======== DATASET ========

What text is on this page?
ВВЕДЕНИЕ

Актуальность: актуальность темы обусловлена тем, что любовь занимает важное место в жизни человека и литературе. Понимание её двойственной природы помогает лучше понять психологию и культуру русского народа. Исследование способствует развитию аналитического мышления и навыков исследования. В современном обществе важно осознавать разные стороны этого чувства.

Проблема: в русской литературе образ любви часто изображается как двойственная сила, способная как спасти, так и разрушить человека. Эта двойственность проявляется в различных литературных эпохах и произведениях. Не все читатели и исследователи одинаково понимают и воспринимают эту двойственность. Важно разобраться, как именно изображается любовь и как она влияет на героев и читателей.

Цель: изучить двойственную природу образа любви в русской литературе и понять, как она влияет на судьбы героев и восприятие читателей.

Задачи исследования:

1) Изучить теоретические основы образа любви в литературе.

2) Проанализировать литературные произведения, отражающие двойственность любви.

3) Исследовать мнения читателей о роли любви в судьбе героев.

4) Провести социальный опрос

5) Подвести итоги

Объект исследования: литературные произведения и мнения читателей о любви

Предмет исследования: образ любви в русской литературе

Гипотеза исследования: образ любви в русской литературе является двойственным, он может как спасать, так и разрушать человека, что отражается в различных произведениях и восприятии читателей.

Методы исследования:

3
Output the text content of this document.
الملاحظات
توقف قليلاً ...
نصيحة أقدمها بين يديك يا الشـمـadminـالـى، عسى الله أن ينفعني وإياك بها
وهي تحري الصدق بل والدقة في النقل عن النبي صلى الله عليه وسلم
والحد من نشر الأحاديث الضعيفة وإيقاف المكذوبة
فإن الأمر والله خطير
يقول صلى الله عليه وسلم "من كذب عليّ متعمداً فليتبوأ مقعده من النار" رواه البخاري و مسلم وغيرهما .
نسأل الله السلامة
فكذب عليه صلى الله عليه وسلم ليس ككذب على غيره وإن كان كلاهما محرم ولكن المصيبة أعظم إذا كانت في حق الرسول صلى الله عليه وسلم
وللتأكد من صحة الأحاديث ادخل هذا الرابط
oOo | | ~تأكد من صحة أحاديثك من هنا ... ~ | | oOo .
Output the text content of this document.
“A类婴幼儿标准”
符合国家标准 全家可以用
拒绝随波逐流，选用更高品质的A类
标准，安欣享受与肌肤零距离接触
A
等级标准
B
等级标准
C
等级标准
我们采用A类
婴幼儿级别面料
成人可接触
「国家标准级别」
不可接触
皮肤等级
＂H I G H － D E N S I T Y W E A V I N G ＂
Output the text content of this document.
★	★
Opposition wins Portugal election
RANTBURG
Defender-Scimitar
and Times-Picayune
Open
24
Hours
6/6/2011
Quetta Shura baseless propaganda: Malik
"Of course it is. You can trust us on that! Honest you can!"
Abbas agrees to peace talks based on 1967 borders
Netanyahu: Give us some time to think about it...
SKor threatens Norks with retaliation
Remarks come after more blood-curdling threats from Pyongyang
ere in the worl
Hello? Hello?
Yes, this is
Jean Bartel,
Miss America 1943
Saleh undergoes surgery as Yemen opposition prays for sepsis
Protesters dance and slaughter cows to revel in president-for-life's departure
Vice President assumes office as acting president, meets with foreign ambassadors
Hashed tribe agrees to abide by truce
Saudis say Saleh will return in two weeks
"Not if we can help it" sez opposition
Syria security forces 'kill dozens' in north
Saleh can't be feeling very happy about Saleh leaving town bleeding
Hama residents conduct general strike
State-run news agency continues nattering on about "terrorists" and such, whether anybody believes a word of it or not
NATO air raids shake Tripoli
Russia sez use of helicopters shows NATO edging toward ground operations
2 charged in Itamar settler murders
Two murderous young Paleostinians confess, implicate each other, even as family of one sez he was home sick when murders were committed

========

> [WRITTEN PROBLEM]
Could you quote the material above in full, exactly as it stands?

> [WRITTEN RESPONSE]
What text is on this page?
ВВЕДЕНИЕ

Актуальность: актуальность темы обусловлена тем, что любовь занимает важное место в жизни человека и литературе. Понимание её двойственной природы помогает лучше понять психологию и культуру русского народа. Исследование способствует развитию аналитического мышления и навыков исследования. В современном обществе важно осознавать разные стороны этого чувства.

Проблема: в русской литературе образ любви часто изображается как двойственная сила, способная как спасти, так и разрушить человека. Эта двойственность проявляется в различных литературных эпохах и произведениях. Не все читатели и исследователи одинаково понимают и воспринимают эту двойственность. Важно разобраться, как именно изображается любовь и как она влияет на героев и читателей.

Цель: изучить двойственную природу образа любви в русской литературе и понять, как она влияет на судьбы героев и восприятие читателей.

Задачи исследования:

1) Изучить теоретические основы образа любви в литературе.

2) Проанализировать литературные произведения, отражающие двойственность любви.

3) Исследовать мнения читателей о роли любви в судьбе героев.

4) Провести социальный опрос

5) Подвести итоги

Объект исследования: литературные произведения и мнения читателей о любви

Предмет исследования: образ любви в русской литературе

Гипотеза исследования: образ любви в русской литературе является двойственным, он может как спасать, так и разрушать человека, что отражается в различных произведениях и восприятии читателей.

Методы исследования:

3
Output the text content of this document.
الملاحظات
توقف قليلاً ...
نصيحة أقدمها بين يديك يا الشـمـadminـالـى، عسى الله أن ينفعني وإياك بها
وهي تحري الصدق بل والدقة في النقل عن النبي صلى الله عليه وسلم
والحد من نشر الأحاديث الضعيفة وإيقاف المكذوبة
فإن الأمر والله خطير
يقول صلى الله عليه وسلم "من كذب عليّ متعمداً فليتبوأ مقعده من النار" رواه البخاري و مسلم وغيرهما .
نسأل الله السلامة
فكذب عليه صلى الله عليه وسلم ليس ككذب على غيره وإن كان كلاهما محرم ولكن المصيبة أعظم إذا كانت في حق الرسول صلى الله عليه وسلم
وللتأكد من صحة الأحاديث ادخل هذا الرابط
oOo | | ~تأكد من صحة أحاديثك من هنا ... ~ | | oOo .
Output the text content of this document.
“A类婴幼儿标准”
符合国家标准 全家可以用
拒绝随波逐流，选用更高品质的A类
标准，安欣享受与肌肤零距离接触
A
等级标准
B
等级标准
C
等级标准
我们采用A类
婴幼儿级别面料
成人可接触
「国家标准级别」
不可接触
皮肤等级
＂H I G H － D E N S I T Y W E A V I N G ＂
Output the text content of this document.
★	★
Opposition wins Portugal election
RANTBURG
Defender-Scimitar
and Times-Picayune
Open
24
Hours
6/6/2011
Quetta Shura baseless propaganda: Malik
"Of course it is. You can trust us on that! Honest you can!"
Abbas agrees to peace talks based on 1967 borders
Netanyahu: Give us some time to think about it...
SKor threatens Norks with retaliation
Remarks come after more blood-curdling threats from Pyongyang
ere in the worl
Hello? Hello?
Yes, this is
Jean Bartel,
Miss America 1943
Saleh undergoes surgery as Yemen opposition prays for sepsis
Protesters dance and slaughter cows to revel in president-for-life's departure
Vice President assumes office as acting president, meets with foreign ambassadors
Hashed tribe agrees to abide by truce
Saudis say Saleh will return in two weeks
"Not if we can help it" sez opposition
Syria security forces 'kill dozens' in north
Saleh can't be feeling very happy about Saleh leaving town bleeding
Hama residents conduct general strike
State-run news agency continues nattering on about "terrorists" and such, whether anybody believes a word of it or not
NATO air raids shake Tripoli
Russia sez use of helicopters shows NATO edging toward ground operations
2 charged in Itamar settler murders
Two murderous young Paleostinians confess, implicate each other, even as family of one sez he was home sick when murders were committed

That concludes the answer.